> [DATA SUPPLIED]
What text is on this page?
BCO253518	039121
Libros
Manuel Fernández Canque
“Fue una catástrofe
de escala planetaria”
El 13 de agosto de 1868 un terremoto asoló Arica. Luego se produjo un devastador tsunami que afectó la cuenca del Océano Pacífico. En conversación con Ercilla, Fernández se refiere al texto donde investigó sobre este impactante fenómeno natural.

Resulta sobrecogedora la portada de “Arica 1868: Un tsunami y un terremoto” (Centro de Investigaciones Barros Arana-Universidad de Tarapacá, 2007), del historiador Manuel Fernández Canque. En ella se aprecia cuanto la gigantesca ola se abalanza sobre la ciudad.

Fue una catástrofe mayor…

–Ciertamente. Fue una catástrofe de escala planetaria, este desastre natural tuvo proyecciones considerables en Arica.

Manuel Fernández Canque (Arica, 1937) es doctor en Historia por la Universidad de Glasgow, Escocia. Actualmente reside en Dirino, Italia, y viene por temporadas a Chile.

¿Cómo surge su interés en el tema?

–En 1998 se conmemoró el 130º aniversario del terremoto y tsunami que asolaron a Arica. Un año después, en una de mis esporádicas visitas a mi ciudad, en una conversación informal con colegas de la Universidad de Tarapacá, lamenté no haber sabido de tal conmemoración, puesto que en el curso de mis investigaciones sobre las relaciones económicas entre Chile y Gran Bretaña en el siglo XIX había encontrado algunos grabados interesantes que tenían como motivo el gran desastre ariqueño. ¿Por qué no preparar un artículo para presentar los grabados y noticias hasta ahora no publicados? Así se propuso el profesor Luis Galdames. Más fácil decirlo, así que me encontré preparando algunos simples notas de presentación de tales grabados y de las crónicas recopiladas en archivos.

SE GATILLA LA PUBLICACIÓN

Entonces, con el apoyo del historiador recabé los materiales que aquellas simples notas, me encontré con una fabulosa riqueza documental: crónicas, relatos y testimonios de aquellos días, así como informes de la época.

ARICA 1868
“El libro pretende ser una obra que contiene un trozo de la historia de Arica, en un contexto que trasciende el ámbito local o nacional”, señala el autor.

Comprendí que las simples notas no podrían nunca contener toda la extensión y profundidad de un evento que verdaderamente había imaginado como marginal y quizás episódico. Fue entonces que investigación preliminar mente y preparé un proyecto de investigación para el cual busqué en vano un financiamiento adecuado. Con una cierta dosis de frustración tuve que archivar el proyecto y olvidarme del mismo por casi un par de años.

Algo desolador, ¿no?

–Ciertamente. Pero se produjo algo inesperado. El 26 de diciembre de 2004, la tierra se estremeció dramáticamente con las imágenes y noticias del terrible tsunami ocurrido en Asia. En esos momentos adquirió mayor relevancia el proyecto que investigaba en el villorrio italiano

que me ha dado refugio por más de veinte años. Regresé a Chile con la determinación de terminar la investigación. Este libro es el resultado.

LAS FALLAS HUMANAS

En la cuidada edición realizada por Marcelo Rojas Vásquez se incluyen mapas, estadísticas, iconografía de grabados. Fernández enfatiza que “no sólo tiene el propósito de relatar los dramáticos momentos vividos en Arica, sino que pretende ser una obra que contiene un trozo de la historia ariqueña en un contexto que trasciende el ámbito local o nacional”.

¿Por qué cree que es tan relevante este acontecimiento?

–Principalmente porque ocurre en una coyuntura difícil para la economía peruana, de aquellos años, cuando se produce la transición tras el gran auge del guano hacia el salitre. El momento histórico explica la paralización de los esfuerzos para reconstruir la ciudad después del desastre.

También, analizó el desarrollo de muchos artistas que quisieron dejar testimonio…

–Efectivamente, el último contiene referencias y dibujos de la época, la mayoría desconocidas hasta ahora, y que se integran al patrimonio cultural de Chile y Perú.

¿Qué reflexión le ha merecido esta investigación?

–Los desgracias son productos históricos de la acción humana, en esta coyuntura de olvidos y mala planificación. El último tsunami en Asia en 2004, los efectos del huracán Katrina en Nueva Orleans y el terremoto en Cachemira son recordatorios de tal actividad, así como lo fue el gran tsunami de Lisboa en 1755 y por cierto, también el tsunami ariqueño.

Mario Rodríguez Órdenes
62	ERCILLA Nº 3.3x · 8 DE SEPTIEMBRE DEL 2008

> [WHAT YOU NEED TO DO] Copy every line of the records, leaving nothing out.

> [SOLUTION TO THE EXERCISE]
What text is on this page?
BCO253518	039121
Libros
Manuel Fernández Canque
“Fue una catástrofe
de escala planetaria”
El 13 de agosto de 1868 un terremoto asoló Arica. Luego se produjo un devastador tsunami que afectó la cuenca del Océano Pacífico. En conversación con Ercilla, Fernández se refiere al texto donde investigó sobre este impactante fenómeno natural.

Resulta sobrecogedora la portada de “Arica 1868: Un tsunami y un terremoto” (Centro de Investigaciones Barros Arana-Universidad de Tarapacá, 2007), del historiador Manuel Fernández Canque. En ella se aprecia cuanto la gigantesca ola se abalanza sobre la ciudad.

Fue una catástrofe mayor…

–Ciertamente. Fue una catástrofe de escala planetaria, este desastre natural tuvo proyecciones considerables en Arica.

Manuel Fernández Canque (Arica, 1937) es doctor en Historia por la Universidad de Glasgow, Escocia. Actualmente reside en Dirino, Italia, y viene por temporadas a Chile.

¿Cómo surge su interés en el tema?

–En 1998 se conmemoró el 130º aniversario del terremoto y tsunami que asolaron a Arica. Un año después, en una de mis esporádicas visitas a mi ciudad, en una conversación informal con colegas de la Universidad de Tarapacá, lamenté no haber sabido de tal conmemoración, puesto que en el curso de mis investigaciones sobre las relaciones económicas entre Chile y Gran Bretaña en el siglo XIX había encontrado algunos grabados interesantes que tenían como motivo el gran desastre ariqueño. ¿Por qué no preparar un artículo para presentar los grabados y noticias hasta ahora no publicados? Así se propuso el profesor Luis Galdames. Más fácil decirlo, así que me encontré preparando algunos simples notas de presentación de tales grabados y de las crónicas recopiladas en archivos.

SE GATILLA LA PUBLICACIÓN

Entonces, con el apoyo del historiador recabé los materiales que aquellas simples notas, me encontré con una fabulosa riqueza documental: crónicas, relatos y testimonios de aquellos días, así como informes de la época.

ARICA 1868
“El libro pretende ser una obra que contiene un trozo de la historia de Arica, en un contexto que trasciende el ámbito local o nacional”, señala el autor.

Comprendí que las simples notas no podrían nunca contener toda la extensión y profundidad de un evento que verdaderamente había imaginado como marginal y quizás episódico. Fue entonces que investigación preliminar mente y preparé un proyecto de investigación para el cual busqué en vano un financiamiento adecuado. Con una cierta dosis de frustración tuve que archivar el proyecto y olvidarme del mismo por casi un par de años.

Algo desolador, ¿no?

–Ciertamente. Pero se produjo algo inesperado. El 26 de diciembre de 2004, la tierra se estremeció dramáticamente con las imágenes y noticias del terrible tsunami ocurrido en Asia. En esos momentos adquirió mayor relevancia el proyecto que investigaba en el villorrio italiano

que me ha dado refugio por más de veinte años. Regresé a Chile con la determinación de terminar la investigación. Este libro es el resultado.

LAS FALLAS HUMANAS

En la cuidada edición realizada por Marcelo Rojas Vásquez se incluyen mapas, estadísticas, iconografía de grabados. Fernández enfatiza que “no sólo tiene el propósito de relatar los dramáticos momentos vividos en Arica, sino que pretende ser una obra que contiene un trozo de la historia ariqueña en un contexto que trasciende el ámbito local o nacional”.

¿Por qué cree que es tan relevante este acontecimiento?

–Principalmente porque ocurre en una coyuntura difícil para la economía peruana, de aquellos años, cuando se produce la transición tras el gran auge del guano hacia el salitre. El momento histórico explica la paralización de los esfuerzos para reconstruir la ciudad después del desastre.

También, analizó el desarrollo de muchos artistas que quisieron dejar testimonio…

–Efectivamente, el último contiene referencias y dibujos de la época, la mayoría desconocidas hasta ahora, y que se integran al patrimonio cultural de Chile y Perú.

¿Qué reflexión le ha merecido esta investigación?

–Los desgracias son productos históricos de la acción humana, en esta coyuntura de olvidos y mala planificación. El último tsunami en Asia en 2004, los efectos del huracán Katrina en Nueva Orleans y el terremoto en Cachemira son recordatorios de tal actividad, así como lo fue el gran tsunami de Lisboa en 1755 y por cierto, también el tsunami ariqueño.

Mario Rodríguez Órdenes
62	ERCILLA Nº 3.3x · 8 DE SEPTIEMBRE DEL 2008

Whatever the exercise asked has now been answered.